• **WHAT YOU SHOULD DO**
Reproduce the data verbatim, from its first line through the line containing "bar-2025: 112,276 [775, 237, 821, 481]", with both ends included.

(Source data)

------------------------

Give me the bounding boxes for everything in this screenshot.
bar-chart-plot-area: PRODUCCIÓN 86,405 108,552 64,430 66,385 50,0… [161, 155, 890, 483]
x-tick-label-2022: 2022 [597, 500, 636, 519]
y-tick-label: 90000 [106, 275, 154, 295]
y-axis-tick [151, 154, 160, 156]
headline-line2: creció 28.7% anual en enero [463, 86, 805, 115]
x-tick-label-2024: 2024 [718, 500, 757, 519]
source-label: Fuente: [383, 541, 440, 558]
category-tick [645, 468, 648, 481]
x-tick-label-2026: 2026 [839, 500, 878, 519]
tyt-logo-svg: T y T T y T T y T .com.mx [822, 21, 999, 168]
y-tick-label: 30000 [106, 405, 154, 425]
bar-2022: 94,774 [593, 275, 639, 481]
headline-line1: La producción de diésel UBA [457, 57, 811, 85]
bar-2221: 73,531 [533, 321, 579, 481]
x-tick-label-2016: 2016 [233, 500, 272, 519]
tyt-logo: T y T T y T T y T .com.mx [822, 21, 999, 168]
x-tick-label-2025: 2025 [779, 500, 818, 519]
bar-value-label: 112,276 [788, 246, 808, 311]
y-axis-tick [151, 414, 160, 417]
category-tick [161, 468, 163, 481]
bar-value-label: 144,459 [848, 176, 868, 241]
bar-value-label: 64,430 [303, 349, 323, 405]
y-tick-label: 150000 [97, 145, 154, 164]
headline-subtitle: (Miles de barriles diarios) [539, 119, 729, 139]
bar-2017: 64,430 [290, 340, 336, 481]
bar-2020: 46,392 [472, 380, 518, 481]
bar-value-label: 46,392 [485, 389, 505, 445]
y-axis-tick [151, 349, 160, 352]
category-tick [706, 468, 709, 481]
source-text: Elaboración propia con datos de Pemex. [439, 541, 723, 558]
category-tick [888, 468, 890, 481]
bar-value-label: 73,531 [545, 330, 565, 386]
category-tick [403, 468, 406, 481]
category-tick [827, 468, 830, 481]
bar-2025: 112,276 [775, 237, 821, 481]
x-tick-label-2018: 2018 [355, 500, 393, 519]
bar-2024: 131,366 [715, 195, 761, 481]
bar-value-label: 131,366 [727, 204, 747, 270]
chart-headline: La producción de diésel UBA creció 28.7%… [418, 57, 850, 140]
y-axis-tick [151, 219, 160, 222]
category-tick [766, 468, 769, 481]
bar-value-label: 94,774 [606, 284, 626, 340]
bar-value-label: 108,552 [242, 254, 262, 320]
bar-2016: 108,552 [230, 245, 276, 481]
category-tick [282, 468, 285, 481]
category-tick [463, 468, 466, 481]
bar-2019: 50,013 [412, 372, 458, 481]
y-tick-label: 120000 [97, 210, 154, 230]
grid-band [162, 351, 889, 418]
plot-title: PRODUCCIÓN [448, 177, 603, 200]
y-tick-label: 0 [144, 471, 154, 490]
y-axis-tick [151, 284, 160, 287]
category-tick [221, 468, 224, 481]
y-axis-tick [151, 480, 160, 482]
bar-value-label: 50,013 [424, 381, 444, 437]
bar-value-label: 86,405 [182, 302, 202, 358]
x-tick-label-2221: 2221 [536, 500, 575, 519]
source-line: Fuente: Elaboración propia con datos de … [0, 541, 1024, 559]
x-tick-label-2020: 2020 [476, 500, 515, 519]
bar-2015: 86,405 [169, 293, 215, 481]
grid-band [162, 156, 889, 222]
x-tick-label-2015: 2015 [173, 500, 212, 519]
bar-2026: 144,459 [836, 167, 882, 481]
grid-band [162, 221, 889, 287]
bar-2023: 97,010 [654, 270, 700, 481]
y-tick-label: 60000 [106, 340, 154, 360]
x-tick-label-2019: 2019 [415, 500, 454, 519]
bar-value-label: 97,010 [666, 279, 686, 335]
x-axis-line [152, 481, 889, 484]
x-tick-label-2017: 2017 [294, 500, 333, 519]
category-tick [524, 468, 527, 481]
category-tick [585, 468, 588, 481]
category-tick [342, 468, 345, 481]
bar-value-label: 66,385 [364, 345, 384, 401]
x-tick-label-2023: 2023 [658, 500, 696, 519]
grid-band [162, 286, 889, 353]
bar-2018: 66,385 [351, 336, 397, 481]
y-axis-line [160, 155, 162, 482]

------------------------

• **ANSWER TO THE EXERCISE**
Give me the bounding boxes for everything in this screenshot.
bar-chart-plot-area: PRODUCCIÓN 86,405 108,552 64,430 66,385 50,0… [161, 155, 890, 483]
x-tick-label-2022: 2022 [597, 500, 636, 519]
y-tick-label: 90000 [106, 275, 154, 295]
y-axis-tick [151, 154, 160, 156]
headline-line2: creció 28.7% anual en enero [463, 86, 805, 115]
x-tick-label-2024: 2024 [718, 500, 757, 519]
source-label: Fuente: [383, 541, 440, 558]
category-tick [645, 468, 648, 481]
x-tick-label-2026: 2026 [839, 500, 878, 519]
tyt-logo-svg: T y T T y T T y T .com.mx [822, 21, 999, 168]
y-tick-label: 30000 [106, 405, 154, 425]
bar-2022: 94,774 [593, 275, 639, 481]
headline-line1: La producción de diésel UBA [457, 57, 811, 85]
bar-2221: 73,531 [533, 321, 579, 481]
x-tick-label-2016: 2016 [233, 500, 272, 519]
tyt-logo: T y T T y T T y T .com.mx [822, 21, 999, 168]
x-tick-label-2025: 2025 [779, 500, 818, 519]
bar-value-label: 112,276 [788, 246, 808, 311]
y-axis-tick [151, 414, 160, 417]
category-tick [161, 468, 163, 481]
bar-value-label: 144,459 [848, 176, 868, 241]
bar-value-label: 64,430 [303, 349, 323, 405]
y-tick-label: 150000 [97, 145, 154, 164]
headline-subtitle: (Miles de barriles diarios) [539, 119, 729, 139]
bar-2017: 64,430 [290, 340, 336, 481]
bar-2020: 46,392 [472, 380, 518, 481]
bar-value-label: 46,392 [485, 389, 505, 445]
y-axis-tick [151, 349, 160, 352]
category-tick [706, 468, 709, 481]
source-text: Elaboración propia con datos de Pemex. [439, 541, 723, 558]
category-tick [888, 468, 890, 481]
bar-value-label: 73,531 [545, 330, 565, 386]
category-tick [403, 468, 406, 481]
category-tick [827, 468, 830, 481]
bar-2025: 112,276 [775, 237, 821, 481]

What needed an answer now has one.